Find the lines containing the word "Road" and copy every one of them.
Record set start
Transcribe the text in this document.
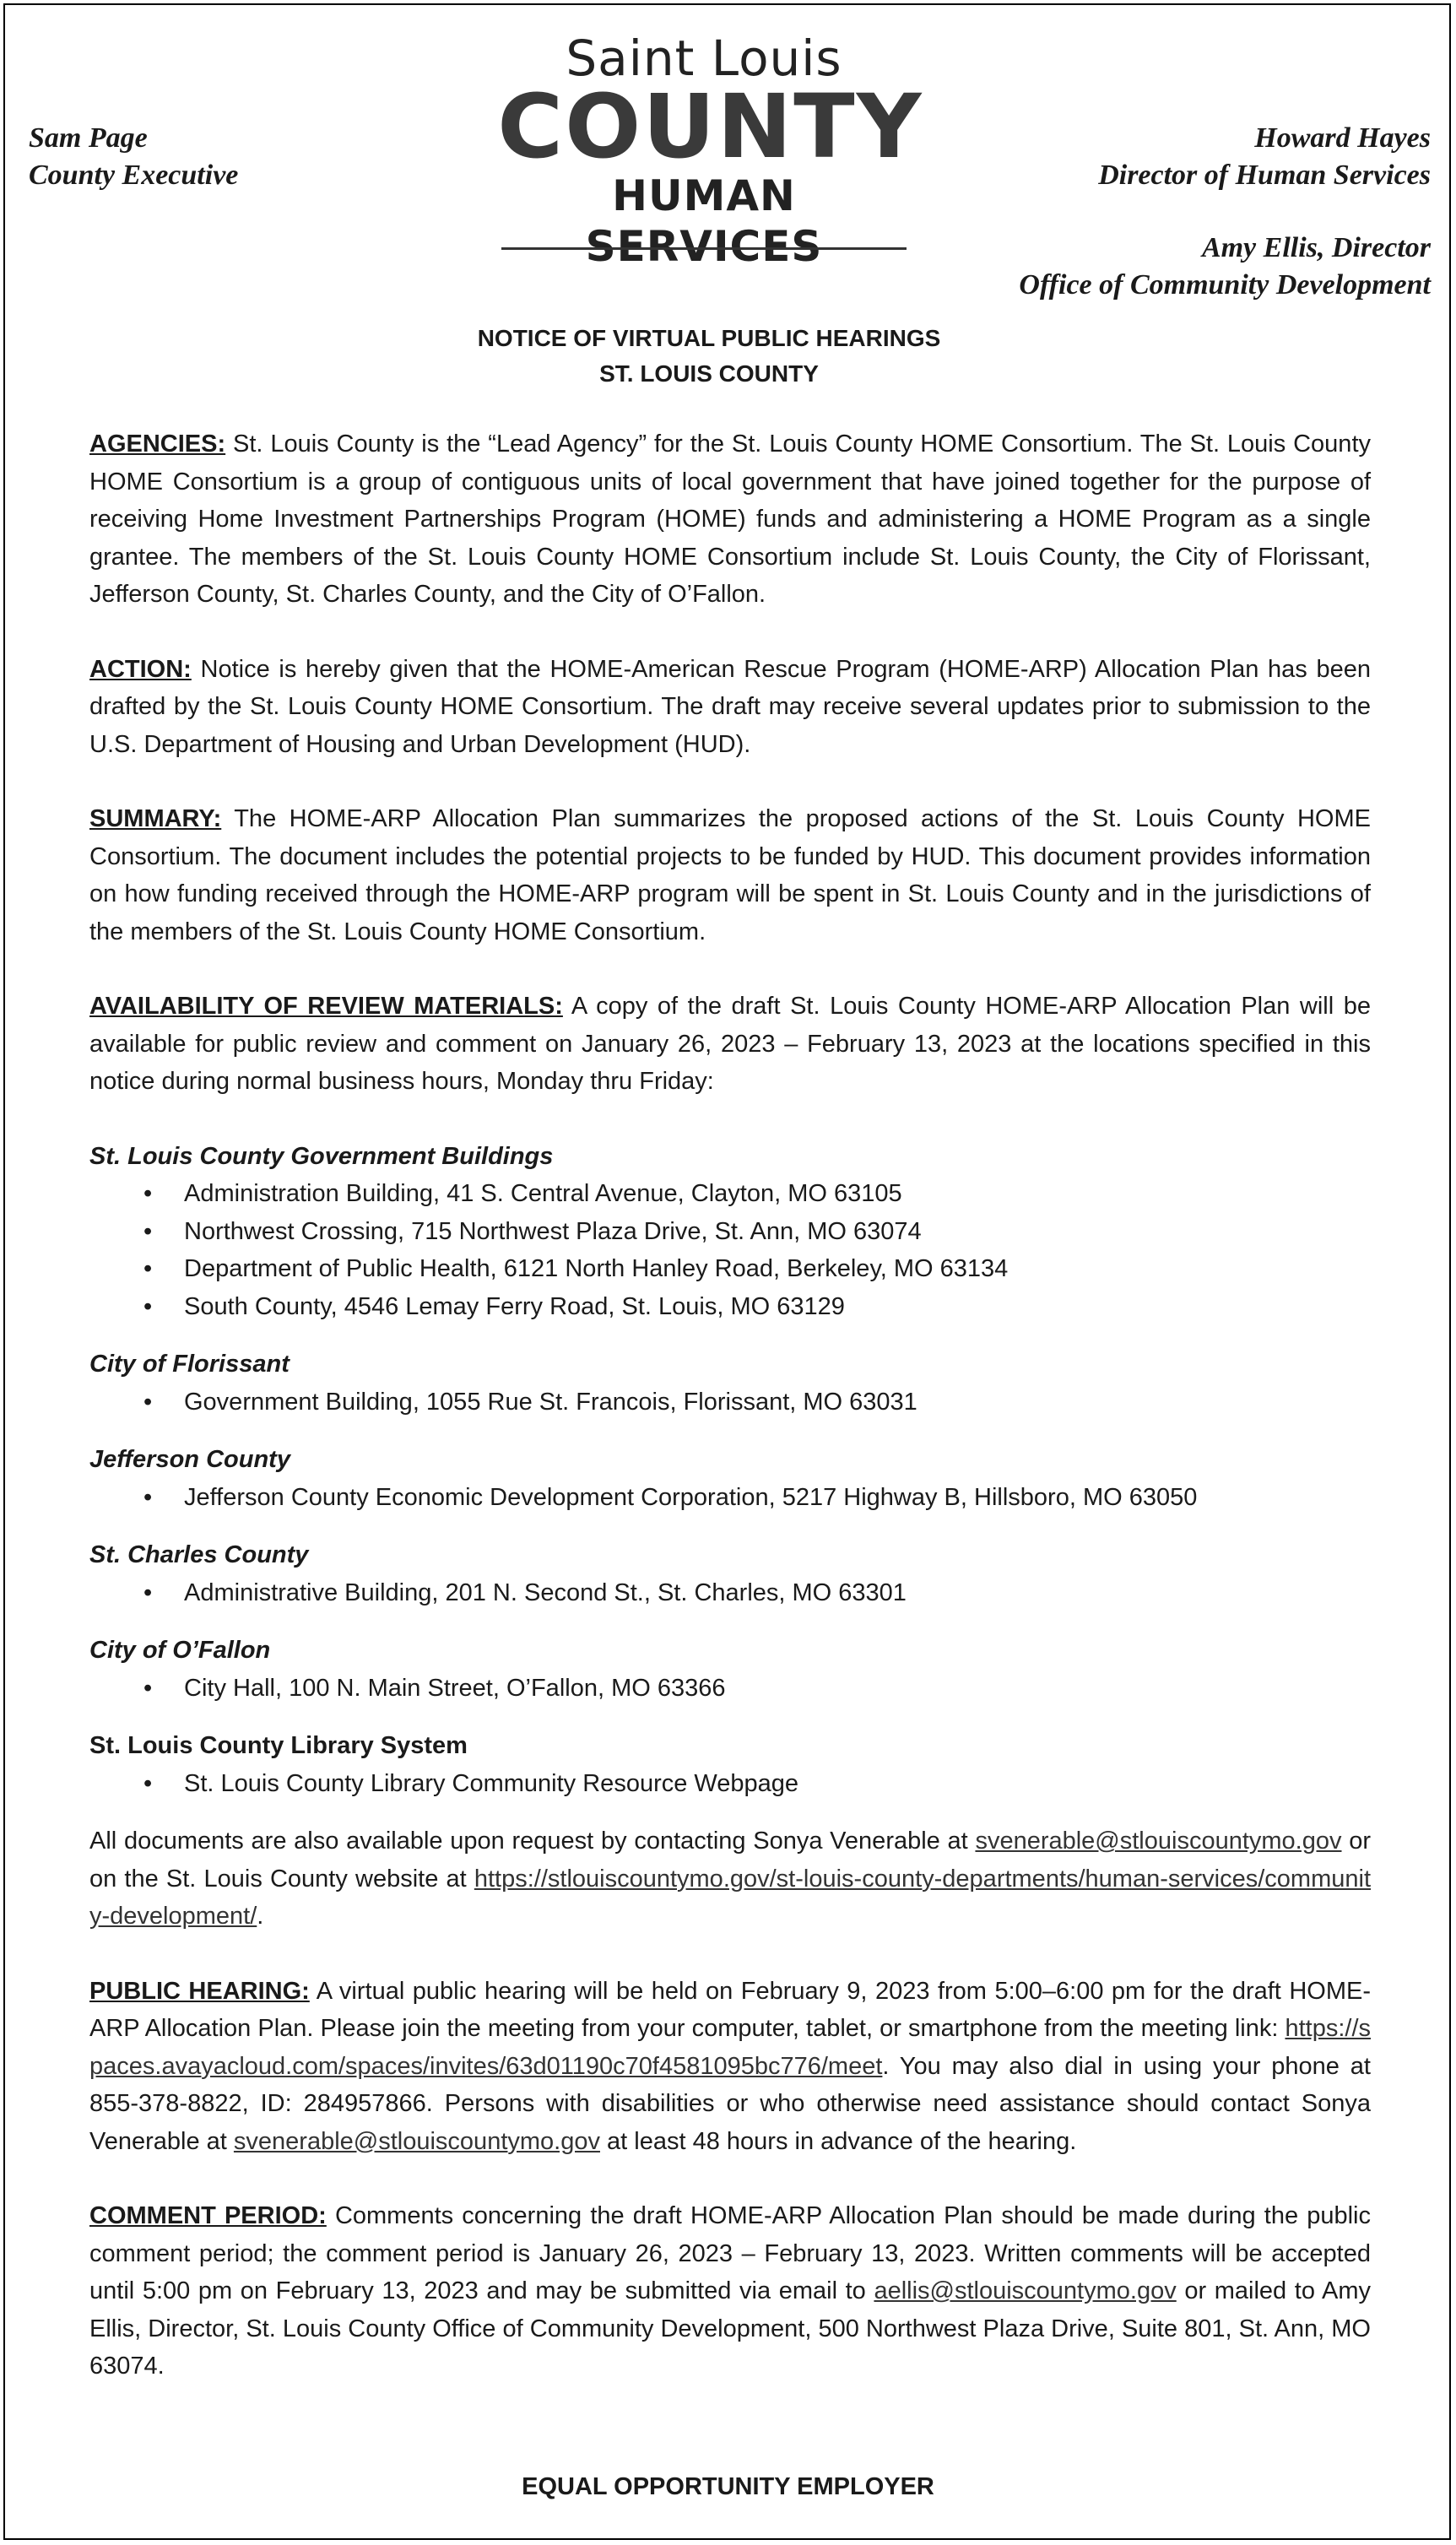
Sam Page
County Executive
Saint Louis
COUNTY
HUMAN SERVICES
Howard Hayes
Director of Human Services
Amy Ellis, Director
Office of Community Development
NOTICE OF VIRTUAL PUBLIC HEARINGS
ST. LOUIS COUNTY

AGENCIES: St. Louis County is the “Lead Agency” for the St. Louis County HOME Consortium. The St. Louis County HOME Consortium is a group of contiguous units of local government that have joined together for the purpose of receiving Home Investment Partnerships Program (HOME) funds and administering a HOME Program as a single grantee. The members of the St. Louis County HOME Consortium include St. Louis County, the City of Florissant, Jefferson County, St. Charles County, and the City of O’Fallon.

ACTION: Notice is hereby given that the HOME-American Rescue Program (HOME-ARP) Allocation Plan has been drafted by the St. Louis County HOME Consortium. The draft may receive several updates prior to submission to the U.S. Department of Housing and Urban Development (HUD).

SUMMARY: The HOME-ARP Allocation Plan summarizes the proposed actions of the St. Louis County HOME Consortium. The document includes the potential projects to be funded by HUD. This document provides information on how funding received through the HOME-ARP program will be spent in St. Louis County and in the jurisdictions of the members of the St. Louis County HOME Consortium.

AVAILABILITY OF REVIEW MATERIALS: A copy of the draft St. Louis County HOME-ARP Allocation Plan will be available for public review and comment on January 26, 2023 – February 13, 2023 at the locations specified in this notice during normal business hours, Monday thru Friday:

St. Louis County Government Buildings

• Administration Building, 41 S. Central Avenue, Clayton, MO 63105
• Northwest Crossing, 715 Northwest Plaza Drive, St. Ann, MO 63074
• Department of Public Health, 6121 North Hanley Road, Berkeley, MO 63134
• South County, 4546 Lemay Ferry Road, St. Louis, MO 63129

City of Florissant

• Government Building, 1055 Rue St. Francois, Florissant, MO 63031

Jefferson County

• Jefferson County Economic Development Corporation, 5217 Highway B, Hillsboro, MO 63050

St. Charles County

• Administrative Building, 201 N. Second St., St. Charles, MO 63301

City of O’Fallon

• City Hall, 100 N. Main Street, O’Fallon, MO 63366

St. Louis County Library System

• St. Louis County Library Community Resource Webpage

All documents are also available upon request by contacting Sonya Venerable at svenerable@stlouiscountymo.gov or on the St. Louis County website at https://stlouiscountymo.gov/st-louis-county-departments/human-services/community-development/.

PUBLIC HEARING: A virtual public hearing will be held on February 9, 2023 from 5:00–6:00 pm for the draft HOME-ARP Allocation Plan. Please join the meeting from your computer, tablet, or smartphone from the meeting link: https://spaces.avayacloud.com/spaces/invites/63d01190c70f4581095bc776/meet. You may also dial in using your phone at 855-378-8822, ID: 284957866. Persons with disabilities or who otherwise need assistance should contact Sonya Venerable at svenerable@stlouiscountymo.gov at least 48 hours in advance of the hearing.

COMMENT PERIOD: Comments concerning the draft HOME-ARP Allocation Plan should be made during the public comment period; the comment period is January 26, 2023 – February 13, 2023. Written comments will be accepted until 5:00 pm on February 13, 2023 and may be submitted via email to aellis@stlouiscountymo.gov or mailed to Amy Ellis, Director, St. Louis County Office of Community Development, 500 Northwest Plaza Drive, Suite 801, St. Ann, MO 63074.

EQUAL OPPORTUNITY EMPLOYER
Record set end
» Reply:
• Department of Public Health, 6121 North Hanley Road, Berkeley, MO 63134
• South County, 4546 Lemay Ferry Road, St. Louis, MO 63129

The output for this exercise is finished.